### TAREAS
a – Enumera todos los lugares que se nombran en el texto sobre Caracas.
b – Escribe la siguiente parte del texto sobre Caracas a partir de su última oración.

### TEXTO MOSTRADO
_ _ _ _ _ _ _
Cuando golpea un huracán hay un momento durante el cual se experimenta la sensación de que lo peor ya pasó. Ese tiempo ofrece la ilusión de calma, luego de los vientos que arrasaron todo, y de que se puede salir a reconstruir lo devastado. Pero este fenómeno, conocido como el ojo del huracán, resulta efímero y hay que tomar previsiones, puesto que detrás puede venir una fuerza tan letal como la anterior.

Visitar Caracas en estos días -que no es lo mismo que recorrer el interior de Venezuela- puede llevar a engaño al distraído, haciéndole sentir, así, una tranquilidad que contrasta con los titulares de las noticias. Sin embargo, no hay maquillaje capaz de ocultar lo que se percibe desde que se aterriza en el aeropuerto Simón Bolívar, el mismo que en 1976 alargó su pista para la llegada del Concorde. Ahora, 44 años más tarde y luego de 21 años de revolución chavista, arribar en un vuelo a las diez de la noche significa ser pasajero del único avión que figura en las pantallas de llegada. La ventaja es que se sale más rápido, sobre todo si al llegar a Migraciones el funcionario debe anotar el nombre y número de pasaporte a mano en una hoja A4, puesto que el sistema no funciona.
_ _ _ _ _ _ _
(Registros de una colección de datos)
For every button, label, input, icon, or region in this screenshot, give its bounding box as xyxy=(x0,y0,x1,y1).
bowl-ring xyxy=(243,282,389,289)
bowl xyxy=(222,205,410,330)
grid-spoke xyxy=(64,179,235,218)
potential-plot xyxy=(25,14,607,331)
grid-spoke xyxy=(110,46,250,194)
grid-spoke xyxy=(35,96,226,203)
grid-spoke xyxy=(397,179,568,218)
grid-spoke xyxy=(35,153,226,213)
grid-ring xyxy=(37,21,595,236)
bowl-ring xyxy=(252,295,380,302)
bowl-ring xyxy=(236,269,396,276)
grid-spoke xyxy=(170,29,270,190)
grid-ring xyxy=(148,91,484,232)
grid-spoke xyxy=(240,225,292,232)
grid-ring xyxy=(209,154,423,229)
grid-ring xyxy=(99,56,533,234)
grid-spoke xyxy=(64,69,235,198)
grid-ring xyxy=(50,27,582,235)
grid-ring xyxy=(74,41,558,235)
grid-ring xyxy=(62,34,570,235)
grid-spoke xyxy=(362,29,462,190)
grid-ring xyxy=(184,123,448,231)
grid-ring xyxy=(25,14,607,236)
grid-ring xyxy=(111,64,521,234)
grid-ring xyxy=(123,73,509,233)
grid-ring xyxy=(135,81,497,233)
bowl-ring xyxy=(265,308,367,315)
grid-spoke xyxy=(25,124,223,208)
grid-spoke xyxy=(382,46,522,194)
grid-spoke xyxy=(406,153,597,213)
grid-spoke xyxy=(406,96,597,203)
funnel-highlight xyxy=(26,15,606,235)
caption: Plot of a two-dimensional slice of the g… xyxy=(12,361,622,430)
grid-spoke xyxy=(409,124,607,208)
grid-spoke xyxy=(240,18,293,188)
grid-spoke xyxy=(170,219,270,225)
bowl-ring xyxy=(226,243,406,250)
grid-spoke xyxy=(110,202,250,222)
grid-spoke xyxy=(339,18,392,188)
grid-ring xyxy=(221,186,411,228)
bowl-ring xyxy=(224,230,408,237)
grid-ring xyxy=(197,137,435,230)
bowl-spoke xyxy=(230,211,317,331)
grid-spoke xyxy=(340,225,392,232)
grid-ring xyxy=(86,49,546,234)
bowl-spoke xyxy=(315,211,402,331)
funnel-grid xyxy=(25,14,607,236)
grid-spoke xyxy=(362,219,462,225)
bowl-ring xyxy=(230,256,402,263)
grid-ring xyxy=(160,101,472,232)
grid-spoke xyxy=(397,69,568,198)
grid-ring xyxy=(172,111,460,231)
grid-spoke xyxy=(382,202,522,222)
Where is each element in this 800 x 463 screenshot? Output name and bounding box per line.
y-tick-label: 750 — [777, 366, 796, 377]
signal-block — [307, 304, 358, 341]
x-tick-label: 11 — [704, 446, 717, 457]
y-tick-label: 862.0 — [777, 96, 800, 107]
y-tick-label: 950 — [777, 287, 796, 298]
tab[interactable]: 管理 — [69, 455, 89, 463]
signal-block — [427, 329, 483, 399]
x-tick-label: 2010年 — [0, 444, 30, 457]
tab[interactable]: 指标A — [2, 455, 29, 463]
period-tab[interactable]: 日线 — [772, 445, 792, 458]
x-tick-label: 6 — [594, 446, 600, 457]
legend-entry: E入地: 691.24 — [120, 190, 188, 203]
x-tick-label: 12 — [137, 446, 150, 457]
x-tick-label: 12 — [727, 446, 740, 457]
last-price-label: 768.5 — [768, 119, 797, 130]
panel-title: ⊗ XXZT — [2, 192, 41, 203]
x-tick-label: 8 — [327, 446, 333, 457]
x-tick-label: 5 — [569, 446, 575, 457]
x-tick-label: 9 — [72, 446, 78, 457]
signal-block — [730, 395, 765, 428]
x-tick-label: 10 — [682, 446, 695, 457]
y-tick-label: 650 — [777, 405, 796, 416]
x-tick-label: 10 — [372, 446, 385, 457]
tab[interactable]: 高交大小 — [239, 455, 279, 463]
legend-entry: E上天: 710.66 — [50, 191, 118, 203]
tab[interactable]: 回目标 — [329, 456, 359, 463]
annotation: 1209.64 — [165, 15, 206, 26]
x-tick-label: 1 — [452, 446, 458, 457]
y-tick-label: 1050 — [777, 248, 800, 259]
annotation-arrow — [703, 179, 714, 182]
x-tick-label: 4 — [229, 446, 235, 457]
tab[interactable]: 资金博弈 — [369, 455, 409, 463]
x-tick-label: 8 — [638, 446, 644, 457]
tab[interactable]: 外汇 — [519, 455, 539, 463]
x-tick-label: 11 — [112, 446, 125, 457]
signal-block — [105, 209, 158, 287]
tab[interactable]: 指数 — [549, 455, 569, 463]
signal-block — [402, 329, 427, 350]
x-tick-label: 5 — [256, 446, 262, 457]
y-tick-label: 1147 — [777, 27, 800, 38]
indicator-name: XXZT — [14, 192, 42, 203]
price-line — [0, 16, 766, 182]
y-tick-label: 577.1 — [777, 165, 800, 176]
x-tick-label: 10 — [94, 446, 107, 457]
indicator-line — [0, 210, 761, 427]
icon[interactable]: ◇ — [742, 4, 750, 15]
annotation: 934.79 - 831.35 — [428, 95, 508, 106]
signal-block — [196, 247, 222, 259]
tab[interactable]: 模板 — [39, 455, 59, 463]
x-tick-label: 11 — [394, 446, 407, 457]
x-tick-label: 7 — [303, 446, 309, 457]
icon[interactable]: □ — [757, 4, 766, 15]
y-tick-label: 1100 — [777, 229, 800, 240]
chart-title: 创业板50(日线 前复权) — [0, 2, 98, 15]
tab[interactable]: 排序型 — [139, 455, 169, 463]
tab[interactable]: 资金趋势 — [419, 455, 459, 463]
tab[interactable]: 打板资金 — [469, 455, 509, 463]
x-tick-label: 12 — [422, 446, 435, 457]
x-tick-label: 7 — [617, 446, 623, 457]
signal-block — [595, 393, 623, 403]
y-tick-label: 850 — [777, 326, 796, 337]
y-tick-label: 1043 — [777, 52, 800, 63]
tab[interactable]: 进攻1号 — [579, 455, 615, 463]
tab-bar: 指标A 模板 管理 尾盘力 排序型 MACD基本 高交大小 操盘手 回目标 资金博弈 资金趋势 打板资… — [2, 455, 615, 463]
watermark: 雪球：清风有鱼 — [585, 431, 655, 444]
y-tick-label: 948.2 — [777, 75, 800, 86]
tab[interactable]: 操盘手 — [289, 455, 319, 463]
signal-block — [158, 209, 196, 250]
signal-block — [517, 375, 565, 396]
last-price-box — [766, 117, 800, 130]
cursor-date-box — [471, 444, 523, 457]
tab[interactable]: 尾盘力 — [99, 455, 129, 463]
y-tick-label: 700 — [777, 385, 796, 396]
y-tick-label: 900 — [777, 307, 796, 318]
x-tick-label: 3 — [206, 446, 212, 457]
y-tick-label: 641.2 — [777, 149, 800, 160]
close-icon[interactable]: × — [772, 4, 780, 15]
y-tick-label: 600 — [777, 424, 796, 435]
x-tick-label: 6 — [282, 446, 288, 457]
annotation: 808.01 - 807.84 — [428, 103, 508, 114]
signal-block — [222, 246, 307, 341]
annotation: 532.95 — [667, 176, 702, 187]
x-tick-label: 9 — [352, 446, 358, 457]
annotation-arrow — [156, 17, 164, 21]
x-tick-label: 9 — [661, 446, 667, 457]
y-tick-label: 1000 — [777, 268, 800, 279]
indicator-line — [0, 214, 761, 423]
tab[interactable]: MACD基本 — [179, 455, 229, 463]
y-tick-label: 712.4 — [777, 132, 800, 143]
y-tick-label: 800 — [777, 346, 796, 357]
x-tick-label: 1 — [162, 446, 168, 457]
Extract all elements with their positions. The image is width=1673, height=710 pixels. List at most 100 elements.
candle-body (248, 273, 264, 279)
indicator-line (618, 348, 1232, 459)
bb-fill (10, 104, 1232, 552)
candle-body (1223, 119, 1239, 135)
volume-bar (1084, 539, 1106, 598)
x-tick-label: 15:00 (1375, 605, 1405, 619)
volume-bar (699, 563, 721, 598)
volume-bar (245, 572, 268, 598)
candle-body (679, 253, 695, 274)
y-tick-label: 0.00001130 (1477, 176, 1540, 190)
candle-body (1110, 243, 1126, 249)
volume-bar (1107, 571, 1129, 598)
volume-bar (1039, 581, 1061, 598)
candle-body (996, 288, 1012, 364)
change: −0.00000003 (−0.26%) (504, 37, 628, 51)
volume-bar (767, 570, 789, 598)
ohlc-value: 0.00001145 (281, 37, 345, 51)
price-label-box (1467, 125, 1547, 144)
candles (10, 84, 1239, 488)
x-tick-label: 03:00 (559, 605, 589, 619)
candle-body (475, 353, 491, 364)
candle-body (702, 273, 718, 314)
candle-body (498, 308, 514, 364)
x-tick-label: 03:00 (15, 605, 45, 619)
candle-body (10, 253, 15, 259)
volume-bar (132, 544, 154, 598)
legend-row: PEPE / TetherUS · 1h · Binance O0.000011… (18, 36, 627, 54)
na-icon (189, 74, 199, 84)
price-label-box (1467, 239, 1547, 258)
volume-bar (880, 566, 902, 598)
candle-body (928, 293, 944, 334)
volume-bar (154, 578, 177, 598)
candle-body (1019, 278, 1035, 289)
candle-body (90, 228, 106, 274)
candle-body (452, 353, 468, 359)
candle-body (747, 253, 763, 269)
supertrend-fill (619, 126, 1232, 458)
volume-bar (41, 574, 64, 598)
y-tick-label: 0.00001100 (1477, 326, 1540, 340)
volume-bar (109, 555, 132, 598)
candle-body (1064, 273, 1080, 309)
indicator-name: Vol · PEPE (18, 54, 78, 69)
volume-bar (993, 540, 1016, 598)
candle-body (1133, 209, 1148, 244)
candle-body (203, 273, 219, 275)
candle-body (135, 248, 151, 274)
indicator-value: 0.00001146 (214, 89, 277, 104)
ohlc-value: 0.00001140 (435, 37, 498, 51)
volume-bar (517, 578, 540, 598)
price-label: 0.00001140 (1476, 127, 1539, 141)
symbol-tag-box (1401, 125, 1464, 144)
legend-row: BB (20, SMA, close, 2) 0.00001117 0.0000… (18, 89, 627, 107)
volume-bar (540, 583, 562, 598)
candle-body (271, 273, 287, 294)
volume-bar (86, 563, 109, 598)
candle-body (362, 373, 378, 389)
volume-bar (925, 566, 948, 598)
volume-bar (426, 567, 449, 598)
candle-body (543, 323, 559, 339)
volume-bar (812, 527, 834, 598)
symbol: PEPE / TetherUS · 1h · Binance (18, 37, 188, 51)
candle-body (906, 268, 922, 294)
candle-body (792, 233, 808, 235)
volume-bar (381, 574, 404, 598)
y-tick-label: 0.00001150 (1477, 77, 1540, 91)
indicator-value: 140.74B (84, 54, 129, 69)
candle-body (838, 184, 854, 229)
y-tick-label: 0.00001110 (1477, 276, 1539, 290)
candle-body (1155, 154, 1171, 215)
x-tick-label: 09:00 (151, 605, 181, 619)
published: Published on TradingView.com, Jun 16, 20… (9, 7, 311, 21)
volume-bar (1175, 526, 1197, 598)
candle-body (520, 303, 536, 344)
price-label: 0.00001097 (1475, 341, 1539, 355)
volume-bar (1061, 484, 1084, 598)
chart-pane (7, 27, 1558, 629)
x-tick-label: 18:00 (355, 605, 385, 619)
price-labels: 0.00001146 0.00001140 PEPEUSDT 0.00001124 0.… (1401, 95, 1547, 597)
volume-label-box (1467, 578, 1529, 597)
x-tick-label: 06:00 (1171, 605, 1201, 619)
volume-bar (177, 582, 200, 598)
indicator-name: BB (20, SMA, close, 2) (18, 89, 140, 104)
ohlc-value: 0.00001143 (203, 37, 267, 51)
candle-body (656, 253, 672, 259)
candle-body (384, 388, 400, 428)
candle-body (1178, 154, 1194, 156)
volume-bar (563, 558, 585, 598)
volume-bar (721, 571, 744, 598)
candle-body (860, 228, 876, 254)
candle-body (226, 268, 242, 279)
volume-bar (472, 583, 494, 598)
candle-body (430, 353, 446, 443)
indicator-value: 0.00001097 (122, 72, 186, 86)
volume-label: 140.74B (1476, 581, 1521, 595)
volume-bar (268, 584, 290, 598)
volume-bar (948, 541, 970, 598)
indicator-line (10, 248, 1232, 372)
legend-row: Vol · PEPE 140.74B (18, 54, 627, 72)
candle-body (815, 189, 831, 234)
_ _ _ _ _ _ _
### RESPUESTAS
a – Caracas, Venezuela, aeropuerto Simón Bolívar

b –
Quienes hoy deciden ir a Venezuela, en realidad, están volviendo. Regresan después de visitar a quienes tienen lejos o son parte de la diáspora que visita a los parientes que quedaron. A nadie se le ocurre ir a hacer turismo a un país en el que podrías quedarte varios días sin luz, sin agua y sin manera de pagar. Las valijas traen medicamentos, el cargamento más preciado para familiares y amigos con tratamientos que exigen una regularidad imposible de asegurar aquí. Aquellos que pueden, llevan dólares en efectivo. Los bolívares brillan por su ausencia.

Recorrer la distancia entre el aeropuerto y Caracas lleva 45 minutos. Hacerlo de noche por una autopista sin ninguna iluminación requiere una pericia extra: hay que sortear los baches de la ruta a una velocidad considerable, para evitar la posibilidad de un asalto. De pronto, un juego de luces que decora el río Guaire (que atraviesa la ciudad convertido en cloaca, donde desembocan las aguas negras) sorprende y vende la fantasía, así sea por unos instantes, de estar en una ciudad lista para una celebración importante. Circulan muy pocos autos, a pesar de que todavía no es medianoche. Nadie se detiene en los semáforos en rojo (en los que funcionan). La consigna es no frenar y seguir.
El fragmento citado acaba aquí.